**TASK DETAILS:**
Collect every line in the records below that contains the word "Дата".

....

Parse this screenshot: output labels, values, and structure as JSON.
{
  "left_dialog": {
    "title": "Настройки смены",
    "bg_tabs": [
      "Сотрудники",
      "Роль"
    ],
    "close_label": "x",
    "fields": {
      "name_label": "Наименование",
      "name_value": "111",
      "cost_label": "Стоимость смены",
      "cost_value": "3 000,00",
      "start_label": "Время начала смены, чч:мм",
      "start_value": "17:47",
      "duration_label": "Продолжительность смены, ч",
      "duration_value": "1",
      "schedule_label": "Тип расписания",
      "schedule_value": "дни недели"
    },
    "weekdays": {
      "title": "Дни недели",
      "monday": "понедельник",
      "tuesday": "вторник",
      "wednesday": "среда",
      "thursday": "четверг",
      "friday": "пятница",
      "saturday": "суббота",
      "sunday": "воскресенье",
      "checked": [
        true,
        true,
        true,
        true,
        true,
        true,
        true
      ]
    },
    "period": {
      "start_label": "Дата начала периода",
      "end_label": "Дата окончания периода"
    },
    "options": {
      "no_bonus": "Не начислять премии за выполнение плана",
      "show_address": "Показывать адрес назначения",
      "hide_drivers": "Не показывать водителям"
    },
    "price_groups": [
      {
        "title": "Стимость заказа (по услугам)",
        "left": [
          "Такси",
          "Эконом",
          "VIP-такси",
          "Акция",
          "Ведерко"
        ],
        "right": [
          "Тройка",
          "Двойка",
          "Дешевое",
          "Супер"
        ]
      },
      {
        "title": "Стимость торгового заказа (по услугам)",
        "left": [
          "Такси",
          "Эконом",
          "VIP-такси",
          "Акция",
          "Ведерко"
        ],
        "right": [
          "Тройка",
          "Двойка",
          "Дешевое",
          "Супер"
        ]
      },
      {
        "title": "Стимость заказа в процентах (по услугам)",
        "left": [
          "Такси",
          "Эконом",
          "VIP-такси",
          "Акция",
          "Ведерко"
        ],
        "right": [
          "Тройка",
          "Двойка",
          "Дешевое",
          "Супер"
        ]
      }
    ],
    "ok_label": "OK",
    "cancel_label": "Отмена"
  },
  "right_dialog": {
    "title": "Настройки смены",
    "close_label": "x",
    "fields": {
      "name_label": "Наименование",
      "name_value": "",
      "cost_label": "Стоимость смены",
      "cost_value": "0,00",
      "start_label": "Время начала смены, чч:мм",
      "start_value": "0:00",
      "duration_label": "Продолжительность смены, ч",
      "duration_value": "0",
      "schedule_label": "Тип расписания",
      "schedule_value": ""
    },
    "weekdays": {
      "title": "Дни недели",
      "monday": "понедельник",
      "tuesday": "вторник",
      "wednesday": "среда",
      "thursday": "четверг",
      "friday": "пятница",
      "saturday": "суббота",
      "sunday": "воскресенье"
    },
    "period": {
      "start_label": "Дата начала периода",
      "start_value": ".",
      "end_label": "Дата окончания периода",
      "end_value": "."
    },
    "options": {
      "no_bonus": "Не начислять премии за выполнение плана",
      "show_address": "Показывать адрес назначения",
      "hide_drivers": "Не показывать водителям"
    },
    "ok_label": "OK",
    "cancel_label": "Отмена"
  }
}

....

**ANSWER TO THE PROBLEM:**
      "start_label": "Дата начала периода",
      "end_label": "Дата окончания периода"
      "start_label": "Дата начала периода",
      "end_label": "Дата окончания периода",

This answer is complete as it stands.